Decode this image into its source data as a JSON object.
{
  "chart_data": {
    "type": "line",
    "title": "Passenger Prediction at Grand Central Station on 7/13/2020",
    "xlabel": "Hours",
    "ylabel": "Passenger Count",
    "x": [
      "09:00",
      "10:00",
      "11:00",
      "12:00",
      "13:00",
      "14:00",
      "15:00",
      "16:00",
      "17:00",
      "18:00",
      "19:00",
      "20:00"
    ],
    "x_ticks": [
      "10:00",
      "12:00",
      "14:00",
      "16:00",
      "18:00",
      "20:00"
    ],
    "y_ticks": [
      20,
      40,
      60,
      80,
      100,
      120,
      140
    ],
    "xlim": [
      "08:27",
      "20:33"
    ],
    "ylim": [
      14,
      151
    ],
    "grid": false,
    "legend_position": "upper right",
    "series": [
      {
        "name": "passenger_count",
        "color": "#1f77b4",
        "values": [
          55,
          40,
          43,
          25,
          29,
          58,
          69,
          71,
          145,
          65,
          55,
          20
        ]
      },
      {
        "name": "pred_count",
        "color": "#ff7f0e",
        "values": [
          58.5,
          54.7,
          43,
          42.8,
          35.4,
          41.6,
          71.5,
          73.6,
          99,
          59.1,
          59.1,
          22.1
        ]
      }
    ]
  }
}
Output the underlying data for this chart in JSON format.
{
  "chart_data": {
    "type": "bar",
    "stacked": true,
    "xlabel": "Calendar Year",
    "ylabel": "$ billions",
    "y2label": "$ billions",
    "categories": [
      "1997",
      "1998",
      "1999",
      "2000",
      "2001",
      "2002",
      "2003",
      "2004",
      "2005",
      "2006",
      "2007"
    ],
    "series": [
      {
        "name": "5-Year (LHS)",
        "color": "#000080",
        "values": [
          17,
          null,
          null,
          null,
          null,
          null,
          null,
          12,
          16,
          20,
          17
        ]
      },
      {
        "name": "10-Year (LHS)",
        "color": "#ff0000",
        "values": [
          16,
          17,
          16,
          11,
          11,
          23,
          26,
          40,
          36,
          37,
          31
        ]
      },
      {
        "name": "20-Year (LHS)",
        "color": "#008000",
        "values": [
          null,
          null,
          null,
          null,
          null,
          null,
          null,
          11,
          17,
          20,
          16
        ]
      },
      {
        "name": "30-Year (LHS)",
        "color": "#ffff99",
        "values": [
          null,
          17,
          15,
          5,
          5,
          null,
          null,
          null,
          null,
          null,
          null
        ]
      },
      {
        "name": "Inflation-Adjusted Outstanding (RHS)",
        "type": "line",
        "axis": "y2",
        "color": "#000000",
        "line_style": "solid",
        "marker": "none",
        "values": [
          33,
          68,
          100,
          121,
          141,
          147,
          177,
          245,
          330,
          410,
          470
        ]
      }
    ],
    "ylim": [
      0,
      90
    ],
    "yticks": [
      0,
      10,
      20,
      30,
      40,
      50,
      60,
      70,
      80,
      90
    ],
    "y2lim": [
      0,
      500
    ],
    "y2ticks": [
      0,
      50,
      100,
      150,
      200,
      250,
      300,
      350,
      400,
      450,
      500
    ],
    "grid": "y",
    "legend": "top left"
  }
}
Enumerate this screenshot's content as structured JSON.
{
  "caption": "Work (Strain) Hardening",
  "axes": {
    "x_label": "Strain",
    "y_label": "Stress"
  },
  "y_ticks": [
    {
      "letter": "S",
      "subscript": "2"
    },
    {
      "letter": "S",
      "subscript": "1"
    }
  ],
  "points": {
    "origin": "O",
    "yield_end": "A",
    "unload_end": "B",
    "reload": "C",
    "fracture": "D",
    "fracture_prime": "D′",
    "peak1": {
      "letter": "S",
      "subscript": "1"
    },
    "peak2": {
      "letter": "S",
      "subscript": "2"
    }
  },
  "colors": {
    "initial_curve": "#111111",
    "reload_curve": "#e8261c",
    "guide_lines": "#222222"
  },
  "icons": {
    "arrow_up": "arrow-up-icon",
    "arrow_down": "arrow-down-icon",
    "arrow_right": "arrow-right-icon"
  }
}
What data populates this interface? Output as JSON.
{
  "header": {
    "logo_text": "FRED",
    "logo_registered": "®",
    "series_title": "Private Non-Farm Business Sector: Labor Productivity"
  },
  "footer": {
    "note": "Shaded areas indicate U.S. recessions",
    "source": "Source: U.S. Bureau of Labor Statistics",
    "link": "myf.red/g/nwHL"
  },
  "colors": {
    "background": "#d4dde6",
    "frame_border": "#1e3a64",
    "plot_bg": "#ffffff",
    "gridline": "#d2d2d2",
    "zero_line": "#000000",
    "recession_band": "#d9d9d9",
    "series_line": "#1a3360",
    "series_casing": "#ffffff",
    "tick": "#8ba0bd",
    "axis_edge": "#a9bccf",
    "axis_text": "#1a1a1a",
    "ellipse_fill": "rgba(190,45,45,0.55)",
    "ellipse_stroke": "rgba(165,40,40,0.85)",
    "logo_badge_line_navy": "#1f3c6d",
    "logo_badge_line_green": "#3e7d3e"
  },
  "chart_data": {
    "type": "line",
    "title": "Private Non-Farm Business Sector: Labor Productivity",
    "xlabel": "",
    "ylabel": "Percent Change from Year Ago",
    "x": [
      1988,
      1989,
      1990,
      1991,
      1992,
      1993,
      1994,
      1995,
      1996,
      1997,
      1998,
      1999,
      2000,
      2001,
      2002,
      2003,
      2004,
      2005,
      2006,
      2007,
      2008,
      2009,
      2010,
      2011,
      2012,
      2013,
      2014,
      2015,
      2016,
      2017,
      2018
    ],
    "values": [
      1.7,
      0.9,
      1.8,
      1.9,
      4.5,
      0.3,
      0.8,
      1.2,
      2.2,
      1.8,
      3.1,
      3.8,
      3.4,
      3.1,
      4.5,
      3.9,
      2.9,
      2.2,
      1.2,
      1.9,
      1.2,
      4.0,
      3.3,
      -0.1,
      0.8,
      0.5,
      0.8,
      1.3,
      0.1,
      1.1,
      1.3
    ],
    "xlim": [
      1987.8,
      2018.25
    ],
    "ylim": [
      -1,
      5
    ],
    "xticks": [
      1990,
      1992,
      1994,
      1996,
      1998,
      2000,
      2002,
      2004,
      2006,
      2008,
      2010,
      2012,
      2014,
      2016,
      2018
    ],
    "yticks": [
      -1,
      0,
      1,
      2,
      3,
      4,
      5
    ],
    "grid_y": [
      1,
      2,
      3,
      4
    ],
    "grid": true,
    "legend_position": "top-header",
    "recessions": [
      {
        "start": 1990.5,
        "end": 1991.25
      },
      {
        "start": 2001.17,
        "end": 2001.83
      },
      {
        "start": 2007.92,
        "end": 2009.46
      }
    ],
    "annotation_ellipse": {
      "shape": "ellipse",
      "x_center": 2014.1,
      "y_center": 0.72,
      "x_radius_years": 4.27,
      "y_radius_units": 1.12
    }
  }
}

________________

◆ Exercise objective:
All of the data shown above must be copied exactly.

◆ Task output:
Decode this image into its source data as a JSON object.
{
  "chart_data": {
    "type": "line",
    "title": "Passenger Prediction at Grand Central Station on 7/13/2020",
    "xlabel": "Hours",
    "ylabel": "Passenger Count",
    "x": [
      "09:00",
      "10:00",
      "11:00",
      "12:00",
      "13:00",
      "14:00",
      "15:00",
      "16:00",
      "17:00",
      "18:00",
      "19:00",
      "20:00"
    ],
    "x_ticks": [
      "10:00",
      "12:00",
      "14:00",
      "16:00",
      "18:00",
      "20:00"
    ],
    "y_ticks": [
      20,
      40,
      60,
      80,
      100,
      120,
      140
    ],
    "xlim": [
      "08:27",
      "20:33"
    ],
    "ylim": [
      14,
      151
    ],
    "grid": false,
    "legend_position": "upper right",
    "series": [
      {
        "name": "passenger_count",
        "color": "#1f77b4",
        "values": [
          55,
          40,
          43,
          25,
          29,
          58,
          69,
          71,
          145,
          65,
          55,
          20
        ]
      },
      {
        "name": "pred_count",
        "color": "#ff7f0e",
        "values": [
          58.5,
          54.7,
          43,
          42.8,
          35.4,
          41.6,
          71.5,
          73.6,
          99,
          59.1,
          59.1,
          22.1
        ]
      }
    ]
  }
}
Output the underlying data for this chart in JSON format.
{
  "chart_data": {
    "type": "bar",
    "stacked": true,
    "xlabel": "Calendar Year",
    "ylabel": "$ billions",
    "y2label": "$ billions",
    "categories": [
      "1997",
      "1998",
      "1999",
      "2000",
      "2001",
      "2002",
      "2003",
      "2004",
      "2005",
      "2006",
      "2007"
    ],
    "series": [
      {
        "name": "5-Year (LHS)",
        "color": "#000080",
        "values": [
          17,
          null,
          null,
          null,
          null,
          null,
          null,
          12,
          16,
          20,
          17
        ]
      },
      {
        "name": "10-Year (LHS)",
        "color": "#ff0000",
        "values": [
          16,
          17,
          16,
          11,
          11,
          23,
          26,
          40,
          36,
          37,
          31
        ]
      },
      {
        "name": "20-Year (LHS)",
        "color": "#008000",
        "values": [
          null,
          null,
          null,
          null,
          null,
          null,
          null,
          11,
          17,
          20,
          16
        ]
      },
      {
        "name": "30-Year (LHS)",
        "color": "#ffff99",
        "values": [
          null,
          17,
          15,
          5,
          5,
          null,
          null,
          null,
          null,
          null,
          null
        ]
      },
      {
        "name": "Inflation-Adjusted Outstanding (RHS)",
        "type": "line",
        "axis": "y2",
        "color": "#000000",
        "line_style": "solid",
        "marker": "none",
        "values": [
          33,
          68,
          100,
          121,
          141,
          147,
          177,
          245,
          330,
          410,
          470
        ]
      }
    ],
    "ylim": [
      0,
      90
    ],
    "yticks": [
      0,
      10,
      20,
      30,
      40,
      50,
      60,
      70,
      80,
      90
    ],
    "y2lim": [
      0,
      500
    ],
    "y2ticks": [
      0,
      50,
      100,
      150,
      200,
      250,
      300,
      350,
      400,
      450,
      500
    ],
    "grid": "y",
    "legend": "top left"
  }
}
Enumerate this screenshot's content as structured JSON.
{
  "caption": "Work (Strain) Hardening",
  "axes": {
    "x_label": "Strain",
    "y_label": "Stress"
  },
  "y_ticks": [
    {
      "letter": "S",
      "subscript": "2"
    },
    {
      "letter": "S",
      "subscript": "1"
    }
  ],
  "points": {
    "origin": "O",
    "yield_end": "A",
    "unload_end": "B",
    "reload": "C",
    "fracture": "D",
    "fracture_prime": "D′",
    "peak1": {
      "letter": "S",
      "subscript": "1"
    },
    "peak2": {
      "letter": "S",
      "subscript": "2"
    }
  },
  "colors": {
    "initial_curve": "#111111",
    "reload_curve": "#e8261c",
    "guide_lines": "#222222"
  },
  "icons": {
    "arrow_up": "arrow-up-icon",
    "arrow_down": "arrow-down-icon",
    "arrow_right": "arrow-right-icon"
  }
}
What data populates this interface? Output as JSON.
{
  "header": {
    "logo_text": "FRED",
    "logo_registered": "®",
    "series_title": "Private Non-Farm Business Sector: Labor Productivity"
  },
  "footer": {
    "note": "Shaded areas indicate U.S. recessions",
    "source": "Source: U.S. Bureau of Labor Statistics",
    "link": "myf.red/g/nwHL"
  },
  "colors": {
    "background": "#d4dde6",
    "frame_border": "#1e3a64",
    "plot_bg": "#ffffff",
    "gridline": "#d2d2d2",
    "zero_line": "#000000",
    "recession_band": "#d9d9d9",
    "series_line": "#1a3360",
    "series_casing": "#ffffff",
    "tick": "#8ba0bd",
    "axis_edge": "#a9bccf",
    "axis_text": "#1a1a1a",
    "ellipse_fill": "rgba(190,45,45,0.55)",
    "ellipse_stroke": "rgba(165,40,40,0.85)",
    "logo_badge_line_navy": "#1f3c6d",
    "logo_badge_line_green": "#3e7d3e"
  },
  "chart_data": {
    "type": "line",
    "title": "Private Non-Farm Business Sector: Labor Productivity",
    "xlabel": "",
    "ylabel": "Percent Change from Year Ago",
    "x": [
      1988,
      1989,
      1990,
      1991,
      1992,
      1993,
      1994,
      1995,
      1996,
      1997,
      1998,
      1999,
      2000,
      2001,
      2002,
      2003,
      2004,
      2005,
      2006,
      2007,
      2008,
      2009,
      2010,
      2011,
      2012,
      2013,
      2014,
      2015,
      2016,
      2017,
      2018
    ],
    "values": [
      1.7,
      0.9,
      1.8,
      1.9,
      4.5,
      0.3,
      0.8,
      1.2,
      2.2,
      1.8,
      3.1,
      3.8,
      3.4,
      3.1,
      4.5,
      3.9,
      2.9,
      2.2,
      1.2,
      1.9,
      1.2,
      4.0,
      3.3,
      -0.1,
      0.8,
      0.5,
      0.8,
      1.3,
      0.1,
      1.1,
      1.3
    ],
    "xlim": [
      1987.8,
      2018.25
    ],
    "ylim": [
      -1,
      5
    ],
    "xticks": [
      1990,
      1992,
      1994,
      1996,
      1998,
      2000,
      2002,
      2004,
      2006,
      2008,
      2010,
      2012,
      2014,
      2016,
      2018
    ],
    "yticks": [
      -1,
      0,
      1,
      2,
      3,
      4,
      5
    ],
    "grid_y": [
      1,
      2,
      3,
      4
    ],
    "grid": true,
    "legend_position": "top-header",
    "recessions": [
      {
        "start": 1990.5,
        "end": 1991.25
      },
      {
        "start": 2001.17,
        "end": 2001.83
      },
      {
        "start": 2007.92,
        "end": 2009.46
      }
    ],
    "annotation_ellipse": {
      "shape": "ellipse",
      "x_center": 2014.1,
      "y_center": 0.72,
      "x_radius_years": 4.27,
      "y_radius_units": 1.12
    }
  }
}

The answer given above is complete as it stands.